### WHAT THE TASK REQUIRES
The answer is one number: how many lines hold the string "السنن".
• • • •
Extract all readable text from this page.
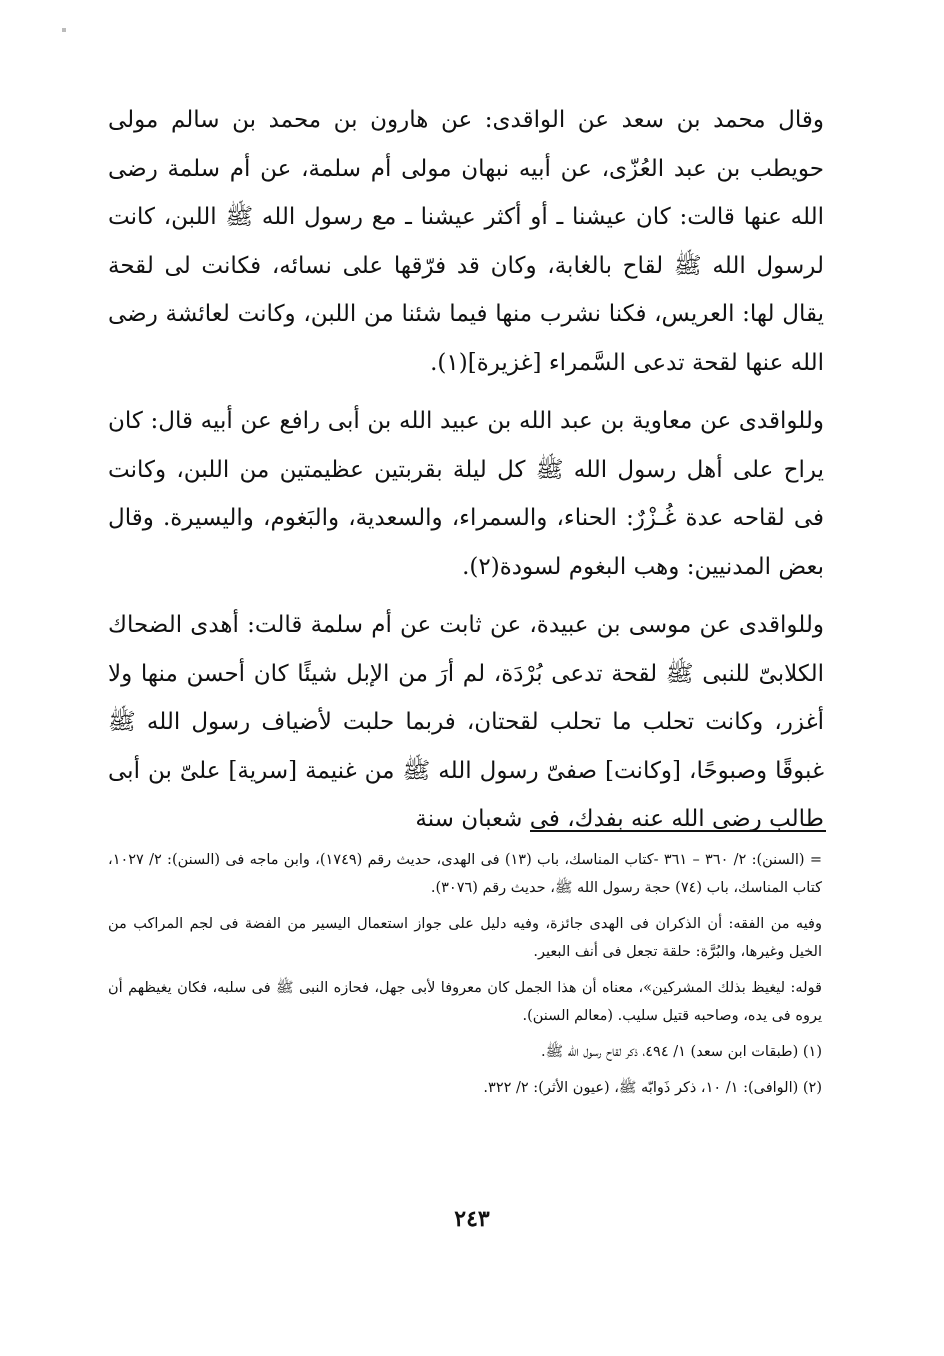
وقال محمد بن سعد عن الواقدى: عن هارون بن محمد بن سالم مولى حويطب بن عبد العُزّى، عن أبيه نبهان مولى أم سلمة، عن أم سلمة رضى الله عنها قالت: كان عيشنا ـ أو أكثر عيشنا ـ مع رسول الله ﷺ اللبن، كانت لرسول الله ﷺ لقاح بالغابة، وكان قد فرّقها على نسائه، فكانت لى لقحة يقال لها: العريس، فكنا نشرب منها فيما شئنا من اللبن، وكانت لعائشة رضى الله عنها لقحة تدعى السَّمراء [غزيرة](١).

وللواقدى عن معاوية بن عبد الله بن عبيد الله بن أبى رافع عن أبيه قال: كان يراح على أهل رسول الله ﷺ كل ليلة بقربتين عظيمتين من اللبن، وكانت فى لقاحه عدة غُـزْرٌ: الحناء، والسمراء، والسعدية، والبَغوم، واليسيرة. وقال بعض المدنيين: وهب البغوم لسودة(٢).

وللواقدى عن موسى بن عبيدة، عن ثابت عن أم سلمة قالت: أهدى الضحاك الكلابىّ للنبى ﷺ لقحة تدعى بُرْدَة، لم أرَ من الإبل شيئًا كان أحسن منها ولا أغزر، وكانت تحلب ما تحلب لقحتان، فربما حلبت لأضياف رسول الله ﷺ غبوقًا وصبوحًا، [وكانت] صفىّ رسول الله ﷺ من غنيمة [سرية] علىّ بن أبى طالب رضى الله عنه بفدك، فى شعبان سنة

= (السنن): ٢/ ٣٦٠ – ٣٦١ -كتاب المناسك، باب (١٣) فى الهدى، حديث رقم (١٧٤٩)، وابن ماجه فى (السنن): ٢/ ١٠٢٧، كتاب المناسك، باب (٧٤) حجة رسول الله ﷺ، حديث رقم (٣٠٧٦).

وفيه من الفقه: أن الذكران فى الهدى جائزة، وفيه دليل على جواز استعمال اليسير من الفضة فى لجم المراكب من الخيل وغيرها، والبُرَّة: حلقة تجعل فى أنف البعير.

قوله: ليغيظ بذلك المشركين»، معناه أن هذا الجمل كان معروفا لأبى جهل، فحازه النبى ﷺ فى سلبه، فكان يغيظهم أن يروه فى يده، وصاحبه قتيل سليب. (معالم السنن).

(١) (طبقات ابن سعد) ١/ ٤٩٤، ذكر لقاح رسول الله ﷺ.

(٢) (الوافى): ١/ ١٠، ذكر ذَوابّه ﷺ، (عيون الأثر): ٢/ ٣٢٢.

٢٤٣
• • • •
### TASK RESPONSE
2